> [What you need to do]: Return the listing below word for word.

···

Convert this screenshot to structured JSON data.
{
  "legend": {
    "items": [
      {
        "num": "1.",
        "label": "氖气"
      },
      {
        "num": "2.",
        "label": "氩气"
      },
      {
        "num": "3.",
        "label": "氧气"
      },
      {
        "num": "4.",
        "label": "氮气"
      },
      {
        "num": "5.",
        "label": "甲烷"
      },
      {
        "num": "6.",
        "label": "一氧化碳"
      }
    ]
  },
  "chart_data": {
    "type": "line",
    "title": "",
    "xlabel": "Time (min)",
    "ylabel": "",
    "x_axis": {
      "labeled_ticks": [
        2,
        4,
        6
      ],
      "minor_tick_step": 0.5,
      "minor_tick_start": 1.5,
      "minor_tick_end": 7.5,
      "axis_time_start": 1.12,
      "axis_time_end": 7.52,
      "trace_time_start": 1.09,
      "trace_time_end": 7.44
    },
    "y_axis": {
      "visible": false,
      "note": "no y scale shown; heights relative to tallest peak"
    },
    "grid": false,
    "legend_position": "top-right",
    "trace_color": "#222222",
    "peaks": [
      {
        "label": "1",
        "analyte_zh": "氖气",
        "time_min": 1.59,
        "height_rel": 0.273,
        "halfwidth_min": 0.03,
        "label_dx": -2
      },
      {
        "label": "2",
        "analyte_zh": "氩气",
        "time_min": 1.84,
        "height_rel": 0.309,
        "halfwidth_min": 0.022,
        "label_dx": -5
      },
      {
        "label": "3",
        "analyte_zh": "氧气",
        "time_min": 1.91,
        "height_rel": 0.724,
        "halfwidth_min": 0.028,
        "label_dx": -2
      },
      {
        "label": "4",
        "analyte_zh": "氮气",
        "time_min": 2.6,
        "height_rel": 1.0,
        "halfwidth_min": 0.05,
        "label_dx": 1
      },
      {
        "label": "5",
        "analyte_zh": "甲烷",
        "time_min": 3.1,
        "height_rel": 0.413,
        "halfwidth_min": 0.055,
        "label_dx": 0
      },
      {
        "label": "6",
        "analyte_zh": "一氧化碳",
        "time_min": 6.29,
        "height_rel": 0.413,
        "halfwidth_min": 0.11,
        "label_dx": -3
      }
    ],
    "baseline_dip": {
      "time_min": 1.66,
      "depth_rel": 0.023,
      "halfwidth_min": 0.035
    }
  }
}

···

> [Finished answer]:
Convert this screenshot to structured JSON data.
{
  "legend": {
    "items": [
      {
        "num": "1.",
        "label": "氖气"
      },
      {
        "num": "2.",
        "label": "氩气"
      },
      {
        "num": "3.",
        "label": "氧气"
      },
      {
        "num": "4.",
        "label": "氮气"
      },
      {
        "num": "5.",
        "label": "甲烷"
      },
      {
        "num": "6.",
        "label": "一氧化碳"
      }
    ]
  },
  "chart_data": {
    "type": "line",
    "title": "",
    "xlabel": "Time (min)",
    "ylabel": "",
    "x_axis": {
      "labeled_ticks": [
        2,
        4,
        6
      ],
      "minor_tick_step": 0.5,
      "minor_tick_start": 1.5,
      "minor_tick_end": 7.5,
      "axis_time_start": 1.12,
      "axis_time_end": 7.52,
      "trace_time_start": 1.09,
      "trace_time_end": 7.44
    },
    "y_axis": {
      "visible": false,
      "note": "no y scale shown; heights relative to tallest peak"
    },
    "grid": false,
    "legend_position": "top-right",
    "trace_color": "#222222",
    "peaks": [
      {
        "label": "1",
        "analyte_zh": "氖气",
        "time_min": 1.59,
        "height_rel": 0.273,
        "halfwidth_min": 0.03,
        "label_dx": -2
      },
      {
        "label": "2",
        "analyte_zh": "氩气",
        "time_min": 1.84,
        "height_rel": 0.309,
        "halfwidth_min": 0.022,
        "label_dx": -5
      },
      {
        "label": "3",
        "analyte_zh": "氧气",
        "time_min": 1.91,
        "height_rel": 0.724,
        "halfwidth_min": 0.028,
        "label_dx": -2
      },
      {
        "label": "4",
        "analyte_zh": "氮气",
        "time_min": 2.6,
        "height_rel": 1.0,
        "halfwidth_min": 0.05,
        "label_dx": 1
      },
      {
        "label": "5",
        "analyte_zh": "甲烷",
        "time_min": 3.1,
        "height_rel": 0.413,
        "halfwidth_min": 0.055,
        "label_dx": 0
      },
      {
        "label": "6",
        "analyte_zh": "一氧化碳",
        "time_min": 6.29,
        "height_rel": 0.413,
        "halfwidth_min": 0.11,
        "label_dx": -3
      }
    ],
    "baseline_dip": {
      "time_min": 1.66,
      "depth_rel": 0.023,
      "halfwidth_min": 0.035
    }
  }
}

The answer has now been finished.